**Aim of the task**
Without the pictures, copy the entries below word for word.

**Records supplied**
++++++++++

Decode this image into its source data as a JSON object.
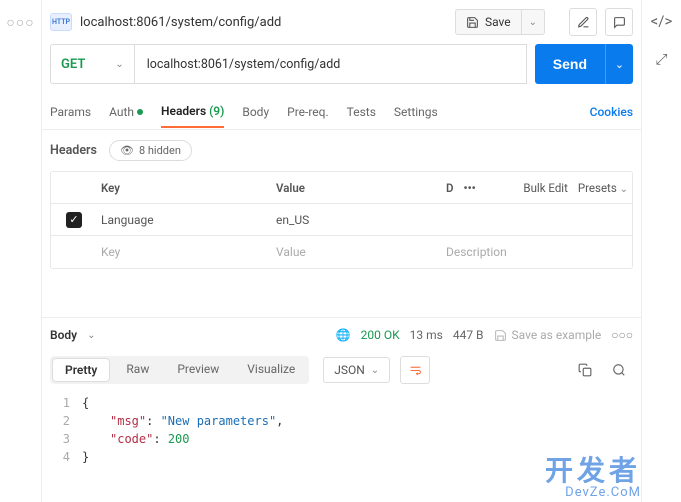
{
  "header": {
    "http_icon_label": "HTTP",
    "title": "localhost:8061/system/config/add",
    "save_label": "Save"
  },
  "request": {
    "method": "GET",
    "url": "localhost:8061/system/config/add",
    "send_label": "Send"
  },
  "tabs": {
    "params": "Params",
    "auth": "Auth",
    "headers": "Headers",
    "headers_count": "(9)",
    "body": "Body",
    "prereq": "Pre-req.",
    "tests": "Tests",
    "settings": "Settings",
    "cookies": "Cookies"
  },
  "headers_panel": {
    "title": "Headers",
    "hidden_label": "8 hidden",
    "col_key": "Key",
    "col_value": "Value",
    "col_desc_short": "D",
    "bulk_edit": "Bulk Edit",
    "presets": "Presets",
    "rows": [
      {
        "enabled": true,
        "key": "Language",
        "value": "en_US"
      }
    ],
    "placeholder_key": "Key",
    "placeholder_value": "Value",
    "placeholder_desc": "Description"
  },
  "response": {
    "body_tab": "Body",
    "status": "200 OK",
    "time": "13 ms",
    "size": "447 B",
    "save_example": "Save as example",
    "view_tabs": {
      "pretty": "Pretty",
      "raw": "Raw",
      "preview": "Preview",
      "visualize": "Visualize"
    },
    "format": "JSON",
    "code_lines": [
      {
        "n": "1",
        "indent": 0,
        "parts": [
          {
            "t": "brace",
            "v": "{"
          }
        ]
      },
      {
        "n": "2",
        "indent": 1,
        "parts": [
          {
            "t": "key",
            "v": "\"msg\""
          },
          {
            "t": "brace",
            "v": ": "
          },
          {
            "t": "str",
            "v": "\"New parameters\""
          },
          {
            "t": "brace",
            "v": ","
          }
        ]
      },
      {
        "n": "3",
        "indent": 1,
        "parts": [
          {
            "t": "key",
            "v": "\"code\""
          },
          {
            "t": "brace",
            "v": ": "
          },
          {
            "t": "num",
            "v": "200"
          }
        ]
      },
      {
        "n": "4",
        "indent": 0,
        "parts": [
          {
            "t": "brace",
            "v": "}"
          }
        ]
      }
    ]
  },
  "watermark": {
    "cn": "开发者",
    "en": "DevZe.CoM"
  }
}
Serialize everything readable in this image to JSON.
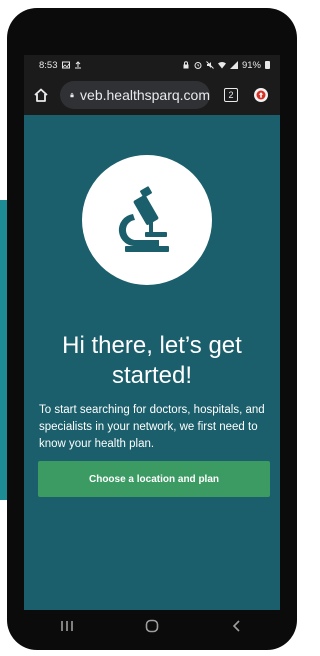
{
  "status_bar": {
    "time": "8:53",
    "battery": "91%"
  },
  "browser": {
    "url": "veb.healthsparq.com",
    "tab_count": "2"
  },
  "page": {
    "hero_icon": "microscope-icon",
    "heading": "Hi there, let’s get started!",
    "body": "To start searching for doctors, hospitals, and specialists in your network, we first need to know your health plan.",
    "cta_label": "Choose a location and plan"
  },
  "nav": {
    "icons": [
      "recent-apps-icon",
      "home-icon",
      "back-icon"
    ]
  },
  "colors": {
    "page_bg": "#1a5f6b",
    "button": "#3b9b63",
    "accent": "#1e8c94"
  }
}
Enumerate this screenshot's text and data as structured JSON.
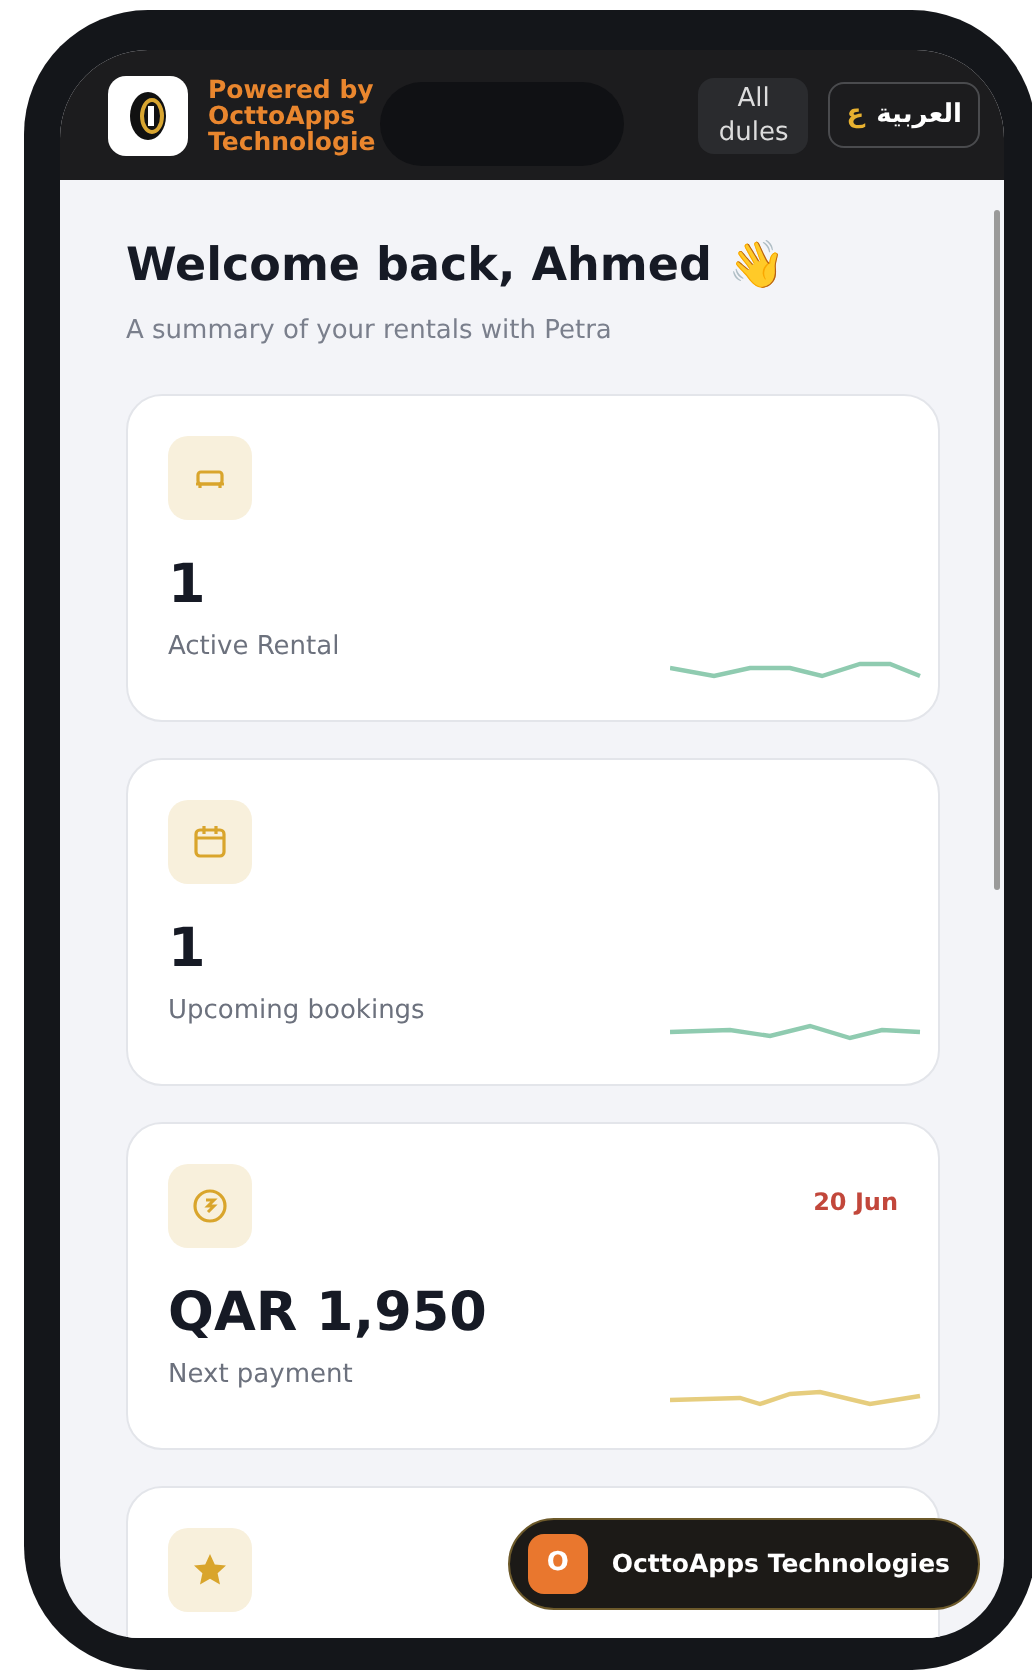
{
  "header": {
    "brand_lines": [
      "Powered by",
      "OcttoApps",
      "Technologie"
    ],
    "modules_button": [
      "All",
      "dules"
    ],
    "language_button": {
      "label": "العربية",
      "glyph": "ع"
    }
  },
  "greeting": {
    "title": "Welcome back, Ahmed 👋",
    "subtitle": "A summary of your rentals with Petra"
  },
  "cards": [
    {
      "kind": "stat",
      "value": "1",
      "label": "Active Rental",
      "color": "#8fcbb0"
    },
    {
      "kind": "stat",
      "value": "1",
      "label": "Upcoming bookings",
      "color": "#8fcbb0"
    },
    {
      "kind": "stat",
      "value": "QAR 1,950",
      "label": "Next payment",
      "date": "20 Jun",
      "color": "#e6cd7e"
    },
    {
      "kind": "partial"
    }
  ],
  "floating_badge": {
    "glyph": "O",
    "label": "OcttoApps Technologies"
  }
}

++++++++++

**Full response**
Decode this image into its source data as a JSON object.
{
  "header": {
    "http_icon_label": "HTTP",
    "title": "localhost:8061/system/config/add",
    "save_label": "Save"
  },
  "request": {
    "method": "GET",
    "url": "localhost:8061/system/config/add",
    "send_label": "Send"
  },
  "tabs": {
    "params": "Params",
    "auth": "Auth",
    "headers": "Headers",
    "headers_count": "(9)",
    "body": "Body",
    "prereq": "Pre-req.",
    "tests": "Tests",
    "settings": "Settings",
    "cookies": "Cookies"
  },
  "headers_panel": {
    "title": "Headers",
    "hidden_label": "8 hidden",
    "col_key": "Key",
    "col_value": "Value",
    "col_desc_short": "D",
    "bulk_edit": "Bulk Edit",
    "presets": "Presets",
    "rows": [
      {
        "enabled": true,
        "key": "Language",
        "value": "en_US"
      }
    ],
    "placeholder_key": "Key",
    "placeholder_value": "Value",
    "placeholder_desc": "Description"
  },
  "response": {
    "body_tab": "Body",
    "status": "200 OK",
    "time": "13 ms",
    "size": "447 B",
    "save_example": "Save as example",
    "view_tabs": {
      "pretty": "Pretty",
      "raw": "Raw",
      "preview": "Preview",
      "visualize": "Visualize"
    },
    "format": "JSON",
    "code_lines": [
      {
        "n": "1",
        "indent": 0,
        "parts": [
          {
            "t": "brace",
            "v": "{"
          }
        ]
      },
      {
        "n": "2",
        "indent": 1,
        "parts": [
          {
            "t": "key",
            "v": "\"msg\""
          },
          {
            "t": "brace",
            "v": ": "
          },
          {
            "t": "str",
            "v": "\"New parameters\""
          },
          {
            "t": "brace",
            "v": ","
          }
        ]
      },
      {
        "n": "3",
        "indent": 1,
        "parts": [
          {
            "t": "key",
            "v": "\"code\""
          },
          {
            "t": "brace",
            "v": ": "
          },
          {
            "t": "num",
            "v": "200"
          }
        ]
      },
      {
        "n": "4",
        "indent": 0,
        "parts": [
          {
            "t": "brace",
            "v": "}"
          }
        ]
      }
    ]
  },
  "watermark": {
    "cn": "开发者",
    "en": "DevZe.CoM"
  }
}
Serialize everything readable in this image to JSON.
{
  "status_bar": {
    "time": "8:53",
    "battery": "91%"
  },
  "browser": {
    "url": "veb.healthsparq.com",
    "tab_count": "2"
  },
  "page": {
    "hero_icon": "microscope-icon",
    "heading": "Hi there, let’s get started!",
    "body": "To start searching for doctors, hospitals, and specialists in your network, we first need to know your health plan.",
    "cta_label": "Choose a location and plan"
  },
  "nav": {
    "icons": [
      "recent-apps-icon",
      "home-icon",
      "back-icon"
    ]
  },
  "colors": {
    "page_bg": "#1a5f6b",
    "button": "#3b9b63",
    "accent": "#1e8c94"
  }
}
Enumerate this screenshot's text and data as structured JSON.
{
  "header": {
    "brand_lines": [
      "Powered by",
      "OcttoApps",
      "Technologie"
    ],
    "modules_button": [
      "All",
      "dules"
    ],
    "language_button": {
      "label": "العربية",
      "glyph": "ع"
    }
  },
  "greeting": {
    "title": "Welcome back, Ahmed 👋",
    "subtitle": "A summary of your rentals with Petra"
  },
  "cards": [
    {
      "kind": "stat",
      "value": "1",
      "label": "Active Rental",
      "color": "#8fcbb0"
    },
    {
      "kind": "stat",
      "value": "1",
      "label": "Upcoming bookings",
      "color": "#8fcbb0"
    },
    {
      "kind": "stat",
      "value": "QAR 1,950",
      "label": "Next payment",
      "date": "20 Jun",
      "color": "#e6cd7e"
    },
    {
      "kind": "partial"
    }
  ],
  "floating_badge": {
    "glyph": "O",
    "label": "OcttoApps Technologies"
  }
}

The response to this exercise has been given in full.